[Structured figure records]
>> begin
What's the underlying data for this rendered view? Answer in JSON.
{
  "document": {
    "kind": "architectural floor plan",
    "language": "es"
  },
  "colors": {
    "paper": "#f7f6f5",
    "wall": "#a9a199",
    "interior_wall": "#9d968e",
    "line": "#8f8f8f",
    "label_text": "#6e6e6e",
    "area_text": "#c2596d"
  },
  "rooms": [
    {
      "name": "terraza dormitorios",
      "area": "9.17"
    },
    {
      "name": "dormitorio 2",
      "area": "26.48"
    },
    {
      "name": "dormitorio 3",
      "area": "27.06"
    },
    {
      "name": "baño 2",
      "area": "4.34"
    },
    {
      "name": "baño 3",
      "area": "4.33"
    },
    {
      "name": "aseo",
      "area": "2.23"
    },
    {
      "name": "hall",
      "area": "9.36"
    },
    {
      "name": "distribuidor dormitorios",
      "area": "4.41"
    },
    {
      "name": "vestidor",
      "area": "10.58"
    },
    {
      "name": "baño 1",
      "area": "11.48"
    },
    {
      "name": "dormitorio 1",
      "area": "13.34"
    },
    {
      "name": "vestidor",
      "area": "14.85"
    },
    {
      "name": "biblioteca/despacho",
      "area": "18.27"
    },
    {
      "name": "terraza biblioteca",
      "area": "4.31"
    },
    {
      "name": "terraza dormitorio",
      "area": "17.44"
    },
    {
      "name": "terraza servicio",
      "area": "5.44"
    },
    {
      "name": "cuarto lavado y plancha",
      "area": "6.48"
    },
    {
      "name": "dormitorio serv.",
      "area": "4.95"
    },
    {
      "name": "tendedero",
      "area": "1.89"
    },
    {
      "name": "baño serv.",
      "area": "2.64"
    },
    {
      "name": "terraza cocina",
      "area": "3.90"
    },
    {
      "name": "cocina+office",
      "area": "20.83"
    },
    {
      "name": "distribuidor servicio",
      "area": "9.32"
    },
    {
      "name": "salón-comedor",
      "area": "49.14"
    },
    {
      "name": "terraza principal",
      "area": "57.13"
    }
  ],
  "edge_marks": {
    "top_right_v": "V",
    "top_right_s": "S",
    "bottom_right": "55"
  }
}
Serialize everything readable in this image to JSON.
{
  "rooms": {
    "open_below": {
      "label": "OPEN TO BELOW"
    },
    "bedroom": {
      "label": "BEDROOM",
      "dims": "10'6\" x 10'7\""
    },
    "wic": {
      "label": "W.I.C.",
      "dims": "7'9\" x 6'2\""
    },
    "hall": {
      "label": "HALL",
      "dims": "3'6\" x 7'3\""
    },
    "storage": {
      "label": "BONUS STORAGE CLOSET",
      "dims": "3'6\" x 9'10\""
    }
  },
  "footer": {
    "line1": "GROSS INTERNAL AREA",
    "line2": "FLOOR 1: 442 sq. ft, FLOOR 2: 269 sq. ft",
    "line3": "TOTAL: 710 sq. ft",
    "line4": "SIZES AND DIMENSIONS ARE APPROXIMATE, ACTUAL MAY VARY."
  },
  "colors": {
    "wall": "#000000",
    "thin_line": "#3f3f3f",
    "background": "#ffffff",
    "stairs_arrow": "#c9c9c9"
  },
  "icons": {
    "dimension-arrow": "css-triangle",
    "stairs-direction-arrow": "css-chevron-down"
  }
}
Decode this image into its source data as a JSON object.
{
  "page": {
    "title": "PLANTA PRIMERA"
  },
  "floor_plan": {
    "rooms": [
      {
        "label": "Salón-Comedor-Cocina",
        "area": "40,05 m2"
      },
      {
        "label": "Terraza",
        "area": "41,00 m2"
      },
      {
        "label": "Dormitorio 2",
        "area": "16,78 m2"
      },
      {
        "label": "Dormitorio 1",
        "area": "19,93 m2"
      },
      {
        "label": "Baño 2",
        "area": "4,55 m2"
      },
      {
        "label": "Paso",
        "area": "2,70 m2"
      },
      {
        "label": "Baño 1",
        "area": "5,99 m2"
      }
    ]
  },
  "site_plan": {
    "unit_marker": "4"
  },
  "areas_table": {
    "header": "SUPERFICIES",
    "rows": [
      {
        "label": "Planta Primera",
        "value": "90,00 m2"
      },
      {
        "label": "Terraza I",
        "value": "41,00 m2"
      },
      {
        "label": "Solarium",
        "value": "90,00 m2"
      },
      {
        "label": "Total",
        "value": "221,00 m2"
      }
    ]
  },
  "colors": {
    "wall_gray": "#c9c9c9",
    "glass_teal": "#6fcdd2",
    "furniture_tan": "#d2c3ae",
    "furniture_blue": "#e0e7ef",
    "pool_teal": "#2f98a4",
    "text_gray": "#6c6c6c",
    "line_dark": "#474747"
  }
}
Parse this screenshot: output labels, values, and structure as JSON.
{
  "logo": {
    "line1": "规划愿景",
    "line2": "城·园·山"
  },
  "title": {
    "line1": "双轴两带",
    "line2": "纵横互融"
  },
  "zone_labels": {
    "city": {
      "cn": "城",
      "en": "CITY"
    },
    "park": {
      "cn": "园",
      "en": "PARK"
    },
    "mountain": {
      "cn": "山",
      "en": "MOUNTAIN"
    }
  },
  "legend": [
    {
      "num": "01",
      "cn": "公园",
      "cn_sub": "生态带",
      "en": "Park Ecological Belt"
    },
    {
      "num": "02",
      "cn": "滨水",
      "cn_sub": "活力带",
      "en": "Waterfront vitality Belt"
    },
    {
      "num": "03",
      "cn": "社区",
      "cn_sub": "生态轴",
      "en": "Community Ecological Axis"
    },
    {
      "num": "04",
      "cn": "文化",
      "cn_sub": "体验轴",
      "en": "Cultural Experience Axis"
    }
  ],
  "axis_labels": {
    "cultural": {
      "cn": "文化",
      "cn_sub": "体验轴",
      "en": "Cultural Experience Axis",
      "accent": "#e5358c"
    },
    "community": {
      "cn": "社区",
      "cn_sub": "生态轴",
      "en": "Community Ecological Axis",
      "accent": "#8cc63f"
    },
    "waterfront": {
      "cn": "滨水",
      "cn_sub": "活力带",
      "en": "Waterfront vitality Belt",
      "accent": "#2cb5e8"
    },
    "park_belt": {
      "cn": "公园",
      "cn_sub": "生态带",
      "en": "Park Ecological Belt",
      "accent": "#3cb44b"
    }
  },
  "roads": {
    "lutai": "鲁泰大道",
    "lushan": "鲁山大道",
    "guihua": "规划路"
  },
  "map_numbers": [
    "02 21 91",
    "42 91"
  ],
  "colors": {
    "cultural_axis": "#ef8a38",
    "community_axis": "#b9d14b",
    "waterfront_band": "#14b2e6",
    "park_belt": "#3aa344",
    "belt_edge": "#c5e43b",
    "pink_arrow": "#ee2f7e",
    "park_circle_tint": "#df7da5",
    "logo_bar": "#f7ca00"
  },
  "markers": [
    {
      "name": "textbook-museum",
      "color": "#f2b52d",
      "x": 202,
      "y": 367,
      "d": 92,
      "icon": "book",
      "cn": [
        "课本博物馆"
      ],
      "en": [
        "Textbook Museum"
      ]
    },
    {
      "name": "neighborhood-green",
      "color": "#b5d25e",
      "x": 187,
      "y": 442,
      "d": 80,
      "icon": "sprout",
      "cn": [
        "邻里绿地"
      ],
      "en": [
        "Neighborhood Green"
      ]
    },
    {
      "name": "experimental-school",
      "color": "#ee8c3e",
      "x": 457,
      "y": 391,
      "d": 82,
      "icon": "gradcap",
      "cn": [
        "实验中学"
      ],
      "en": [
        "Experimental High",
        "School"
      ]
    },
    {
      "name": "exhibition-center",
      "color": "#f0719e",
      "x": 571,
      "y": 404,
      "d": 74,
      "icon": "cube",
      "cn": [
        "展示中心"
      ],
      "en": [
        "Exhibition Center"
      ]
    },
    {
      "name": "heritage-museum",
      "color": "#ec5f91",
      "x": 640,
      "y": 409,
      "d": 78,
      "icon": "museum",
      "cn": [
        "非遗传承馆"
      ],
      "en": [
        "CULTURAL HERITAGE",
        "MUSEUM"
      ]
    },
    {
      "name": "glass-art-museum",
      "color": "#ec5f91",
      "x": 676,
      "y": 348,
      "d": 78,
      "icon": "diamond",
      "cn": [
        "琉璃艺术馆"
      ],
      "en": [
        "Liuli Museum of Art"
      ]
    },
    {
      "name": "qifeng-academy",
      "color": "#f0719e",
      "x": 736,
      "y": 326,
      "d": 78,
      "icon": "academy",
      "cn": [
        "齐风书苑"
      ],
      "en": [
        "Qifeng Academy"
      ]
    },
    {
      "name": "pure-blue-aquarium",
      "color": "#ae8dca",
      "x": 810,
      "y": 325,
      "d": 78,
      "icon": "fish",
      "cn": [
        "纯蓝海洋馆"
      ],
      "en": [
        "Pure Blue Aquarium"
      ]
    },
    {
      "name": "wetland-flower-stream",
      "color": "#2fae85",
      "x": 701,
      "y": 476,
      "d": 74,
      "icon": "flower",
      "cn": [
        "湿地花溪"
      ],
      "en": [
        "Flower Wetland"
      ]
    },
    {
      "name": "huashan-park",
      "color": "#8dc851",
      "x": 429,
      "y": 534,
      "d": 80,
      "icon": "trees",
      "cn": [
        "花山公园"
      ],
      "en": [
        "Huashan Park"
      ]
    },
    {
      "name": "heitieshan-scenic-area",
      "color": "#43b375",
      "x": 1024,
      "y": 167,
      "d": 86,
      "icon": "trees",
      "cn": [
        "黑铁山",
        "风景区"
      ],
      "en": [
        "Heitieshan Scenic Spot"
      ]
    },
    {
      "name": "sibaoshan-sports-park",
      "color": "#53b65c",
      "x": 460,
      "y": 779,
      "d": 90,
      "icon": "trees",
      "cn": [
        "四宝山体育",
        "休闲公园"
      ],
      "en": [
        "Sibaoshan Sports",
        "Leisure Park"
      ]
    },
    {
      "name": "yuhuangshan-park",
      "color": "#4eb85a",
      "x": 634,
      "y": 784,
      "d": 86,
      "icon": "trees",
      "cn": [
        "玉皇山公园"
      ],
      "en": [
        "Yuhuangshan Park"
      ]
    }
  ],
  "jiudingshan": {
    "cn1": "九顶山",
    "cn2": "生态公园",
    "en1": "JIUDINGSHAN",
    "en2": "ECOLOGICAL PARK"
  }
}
>> end
- **WRITTEN PROBLEM**: Working from the entries above, return all lines that contain "this".

- **COMPLETE OUTPUT**:
What's the underlying data for this rendered view? Answer in JSON.
Serialize everything readable in this image to JSON.
Decode this image into its source data as a JSON object.
Parse this screenshot: output labels, values, and structure as JSON.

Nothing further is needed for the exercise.